◆ RAW RECORDS ◆
______

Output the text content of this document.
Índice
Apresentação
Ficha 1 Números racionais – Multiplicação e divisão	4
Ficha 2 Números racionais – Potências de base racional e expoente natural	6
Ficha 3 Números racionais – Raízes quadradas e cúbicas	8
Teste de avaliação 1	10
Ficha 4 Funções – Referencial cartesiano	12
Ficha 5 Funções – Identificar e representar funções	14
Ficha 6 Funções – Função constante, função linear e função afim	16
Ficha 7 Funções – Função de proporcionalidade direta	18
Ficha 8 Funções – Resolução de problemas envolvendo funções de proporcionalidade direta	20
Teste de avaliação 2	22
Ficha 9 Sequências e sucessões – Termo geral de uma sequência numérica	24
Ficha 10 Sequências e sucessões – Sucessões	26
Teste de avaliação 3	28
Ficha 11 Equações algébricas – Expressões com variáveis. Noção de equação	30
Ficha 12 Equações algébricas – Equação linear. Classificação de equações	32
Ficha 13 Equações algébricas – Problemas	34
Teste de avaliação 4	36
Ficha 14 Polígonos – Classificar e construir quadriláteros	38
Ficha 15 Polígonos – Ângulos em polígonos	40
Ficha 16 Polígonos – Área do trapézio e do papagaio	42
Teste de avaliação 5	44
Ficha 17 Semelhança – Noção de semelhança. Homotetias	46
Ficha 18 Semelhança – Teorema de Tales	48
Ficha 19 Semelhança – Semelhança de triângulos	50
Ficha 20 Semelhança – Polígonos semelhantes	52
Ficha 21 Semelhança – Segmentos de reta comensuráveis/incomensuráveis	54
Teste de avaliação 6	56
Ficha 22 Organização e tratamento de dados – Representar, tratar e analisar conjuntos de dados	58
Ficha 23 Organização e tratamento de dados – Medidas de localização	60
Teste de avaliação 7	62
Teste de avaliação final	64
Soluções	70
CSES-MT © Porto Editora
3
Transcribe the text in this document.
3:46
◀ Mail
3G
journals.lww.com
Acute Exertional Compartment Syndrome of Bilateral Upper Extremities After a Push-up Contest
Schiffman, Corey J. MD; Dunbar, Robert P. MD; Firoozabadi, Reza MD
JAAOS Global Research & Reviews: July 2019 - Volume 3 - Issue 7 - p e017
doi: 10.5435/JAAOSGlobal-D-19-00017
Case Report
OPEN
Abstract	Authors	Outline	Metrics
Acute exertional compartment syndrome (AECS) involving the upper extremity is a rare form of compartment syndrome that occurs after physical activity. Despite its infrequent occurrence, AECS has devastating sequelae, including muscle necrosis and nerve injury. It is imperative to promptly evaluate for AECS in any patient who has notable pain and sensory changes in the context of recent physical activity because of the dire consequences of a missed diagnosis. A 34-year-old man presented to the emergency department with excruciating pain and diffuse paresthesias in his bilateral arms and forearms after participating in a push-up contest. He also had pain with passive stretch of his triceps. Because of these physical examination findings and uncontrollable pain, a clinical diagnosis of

______

◆ OBJECTIVE ◆
Reproduce the listing above verbatim, from first line to last.

◆ IN RESPONSE ◆
Output the text content of this document.
Índice
Apresentação
Ficha 1 Números racionais – Multiplicação e divisão	4
Ficha 2 Números racionais – Potências de base racional e expoente natural	6
Ficha 3 Números racionais – Raízes quadradas e cúbicas	8
Teste de avaliação 1	10
Ficha 4 Funções – Referencial cartesiano	12
Ficha 5 Funções – Identificar e representar funções	14
Ficha 6 Funções – Função constante, função linear e função afim	16
Ficha 7 Funções – Função de proporcionalidade direta	18
Ficha 8 Funções – Resolução de problemas envolvendo funções de proporcionalidade direta	20
Teste de avaliação 2	22
Ficha 9 Sequências e sucessões – Termo geral de uma sequência numérica	24
Ficha 10 Sequências e sucessões – Sucessões	26
Teste de avaliação 3	28
Ficha 11 Equações algébricas – Expressões com variáveis. Noção de equação	30
Ficha 12 Equações algébricas – Equação linear. Classificação de equações	32
Ficha 13 Equações algébricas – Problemas	34
Teste de avaliação 4	36
Ficha 14 Polígonos – Classificar e construir quadriláteros	38
Ficha 15 Polígonos – Ângulos em polígonos	40
Ficha 16 Polígonos – Área do trapézio e do papagaio	42
Teste de avaliação 5	44
Ficha 17 Semelhança – Noção de semelhança. Homotetias	46
Ficha 18 Semelhança – Teorema de Tales	48
Ficha 19 Semelhança – Semelhança de triângulos	50
Ficha 20 Semelhança – Polígonos semelhantes	52
Ficha 21 Semelhança – Segmentos de reta comensuráveis/incomensuráveis	54
Teste de avaliação 6	56
Ficha 22 Organização e tratamento de dados – Representar, tratar e analisar conjuntos de dados	58
Ficha 23 Organização e tratamento de dados – Medidas de localização	60
Teste de avaliação 7	62
Teste de avaliação final	64
Soluções	70
CSES-MT © Porto Editora
3
Transcribe the text in this document.
3:46
◀ Mail
3G
journals.lww.com
Acute Exertional Compartment Syndrome of Bilateral Upper Extremities After a Push-up Contest
Schiffman, Corey J. MD; Dunbar, Robert P. MD; Firoozabadi, Reza MD
JAAOS Global Research & Reviews: July 2019 - Volume 3 - Issue 7 - p e017
doi: 10.5435/JAAOSGlobal-D-19-00017
Case Report
OPEN
Abstract	Authors	Outline	Metrics
Acute exertional compartment syndrome (AECS) involving the upper extremity is a rare form of compartment syndrome that occurs after physical activity. Despite its infrequent occurrence, AECS has devastating sequelae, including muscle necrosis and nerve injury. It is imperative to promptly evaluate for AECS in any patient who has notable pain and sensory changes in the context of recent physical activity because of the dire consequences of a missed diagnosis. A 34-year-old man presented to the emergency department with excruciating pain and diffuse paresthesias in his bilateral arms and forearms after participating in a push-up contest. He also had pain with passive stretch of his triceps. Because of these physical examination findings and uncontrollable pain, a clinical diagnosis of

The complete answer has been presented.